The Merger became effective on April 25, 2023. As a result of the Merger, the Company acquired Wolfbone’s 22.6249% remaining rights to working interest in the Orogrande Project in consideration of the issuance by the Company of the 56,297,638 shares of the Company’s common stock to Mr. McCabe.
The Merger was completed in accordance with the Texas Business Organizations Code, whereby (a) the Company formed NBH MergeCo, LLC with the State of Texas (“MergeCo”) in order to cause Hudspeth to assign all of its rights under the Merger Agreement to MergeCo and MergeCo assumed Hudspeth’s obligations under the Merger Agreement, (b) MergeCo, Wolfbone and MPC merged with each of Wolfbone and MPC as surviving entities, and (c) Wolfbone became a direct and wholly-owned subsidiary of the Company. The closing of the transactions contemplated by the Merger Agreement occurred on May 11, 2023.

### DATASET ROWS
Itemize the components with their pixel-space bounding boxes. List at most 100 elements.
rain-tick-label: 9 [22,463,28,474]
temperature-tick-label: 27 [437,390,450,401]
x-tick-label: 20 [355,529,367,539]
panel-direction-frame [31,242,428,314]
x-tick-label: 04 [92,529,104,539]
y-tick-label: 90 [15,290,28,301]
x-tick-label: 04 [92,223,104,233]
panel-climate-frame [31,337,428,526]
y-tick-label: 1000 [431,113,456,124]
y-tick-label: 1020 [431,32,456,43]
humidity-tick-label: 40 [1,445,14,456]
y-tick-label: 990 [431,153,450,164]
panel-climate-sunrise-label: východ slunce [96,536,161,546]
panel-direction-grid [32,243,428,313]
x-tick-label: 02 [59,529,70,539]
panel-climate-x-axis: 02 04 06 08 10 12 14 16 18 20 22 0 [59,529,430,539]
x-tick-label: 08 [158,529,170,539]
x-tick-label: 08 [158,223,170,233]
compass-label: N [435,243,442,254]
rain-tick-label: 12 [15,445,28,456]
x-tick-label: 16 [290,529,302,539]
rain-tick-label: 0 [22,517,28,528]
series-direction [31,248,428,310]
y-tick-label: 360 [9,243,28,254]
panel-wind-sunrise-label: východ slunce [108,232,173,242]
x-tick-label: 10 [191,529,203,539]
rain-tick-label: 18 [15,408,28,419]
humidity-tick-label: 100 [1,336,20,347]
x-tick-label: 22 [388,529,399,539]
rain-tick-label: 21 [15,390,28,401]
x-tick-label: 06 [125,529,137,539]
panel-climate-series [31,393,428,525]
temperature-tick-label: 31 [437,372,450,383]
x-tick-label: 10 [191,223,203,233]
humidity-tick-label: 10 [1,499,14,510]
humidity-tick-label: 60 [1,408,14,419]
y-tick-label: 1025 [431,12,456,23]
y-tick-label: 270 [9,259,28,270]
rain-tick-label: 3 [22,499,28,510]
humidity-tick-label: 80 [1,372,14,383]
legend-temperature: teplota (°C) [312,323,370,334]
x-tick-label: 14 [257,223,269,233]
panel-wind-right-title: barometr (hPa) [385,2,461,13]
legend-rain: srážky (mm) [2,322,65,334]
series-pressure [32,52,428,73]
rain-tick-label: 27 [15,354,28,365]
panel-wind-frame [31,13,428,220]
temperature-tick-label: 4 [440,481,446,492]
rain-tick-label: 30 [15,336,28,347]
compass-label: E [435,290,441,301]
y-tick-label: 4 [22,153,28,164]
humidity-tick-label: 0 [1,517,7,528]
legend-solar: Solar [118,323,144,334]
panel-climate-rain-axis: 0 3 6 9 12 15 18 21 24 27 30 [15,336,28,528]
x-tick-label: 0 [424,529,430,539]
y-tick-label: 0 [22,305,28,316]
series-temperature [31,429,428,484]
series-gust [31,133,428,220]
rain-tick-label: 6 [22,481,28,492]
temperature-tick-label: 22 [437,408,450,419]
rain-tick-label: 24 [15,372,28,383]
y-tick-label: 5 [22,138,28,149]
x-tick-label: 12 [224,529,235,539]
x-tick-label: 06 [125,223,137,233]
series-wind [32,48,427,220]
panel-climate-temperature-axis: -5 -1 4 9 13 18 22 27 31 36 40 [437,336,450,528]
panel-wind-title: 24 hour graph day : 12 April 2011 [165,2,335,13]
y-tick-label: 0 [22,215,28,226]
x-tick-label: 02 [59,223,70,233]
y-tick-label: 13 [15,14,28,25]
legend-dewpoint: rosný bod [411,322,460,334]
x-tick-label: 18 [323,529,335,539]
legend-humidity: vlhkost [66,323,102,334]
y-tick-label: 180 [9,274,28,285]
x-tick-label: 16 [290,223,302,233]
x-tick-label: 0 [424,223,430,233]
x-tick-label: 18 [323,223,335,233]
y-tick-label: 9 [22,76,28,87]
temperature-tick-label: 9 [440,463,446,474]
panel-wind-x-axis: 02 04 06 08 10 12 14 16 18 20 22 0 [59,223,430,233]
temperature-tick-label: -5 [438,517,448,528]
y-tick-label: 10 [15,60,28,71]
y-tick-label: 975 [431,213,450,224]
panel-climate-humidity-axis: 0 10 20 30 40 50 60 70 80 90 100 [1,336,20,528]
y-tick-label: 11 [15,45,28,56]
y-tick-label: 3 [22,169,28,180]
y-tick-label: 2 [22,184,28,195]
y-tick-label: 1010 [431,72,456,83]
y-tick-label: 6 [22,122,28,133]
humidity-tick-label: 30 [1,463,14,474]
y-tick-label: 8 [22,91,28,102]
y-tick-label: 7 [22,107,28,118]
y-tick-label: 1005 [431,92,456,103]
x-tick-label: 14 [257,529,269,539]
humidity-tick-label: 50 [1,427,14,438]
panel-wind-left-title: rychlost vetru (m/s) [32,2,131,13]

### PROBLEMS TO WORK ON
(a) Say whether each statement below agrees with the merger passage above. Answer yes or no for each and quote the deciding words.
(i) The Merger became effective on May 11, 2023.
(ii) Wolfbone became a direct and wholly-owned subsidiary of the Company.
(iii) The Company issued 56,297,638 shares of its common stock to Mr. McCabe.
(b) Print the part of the merger passage above starting with "The Merger became" and going on through "to Mr. McCabe.".

### TASK-BY-TASK RESULTS
(a)
(i) No: "The Merger became effective on April 25, 2023."
(ii) Yes: "Wolfbone became a direct and wholly-owned subsidiary of the Company"
(iii) Yes: "the issuance by the Company of the 56,297,638 shares of the Company’s common stock to Mr. McCabe"

(b)
The Merger became effective on April 25, 2023. As a result of the Merger, the Company acquired Wolfbone’s 22.6249% remaining rights to working interest in the Orogrande Project in consideration of the issuance by the Company of the 56,297,638 shares of the Company’s common stock to Mr. McCabe.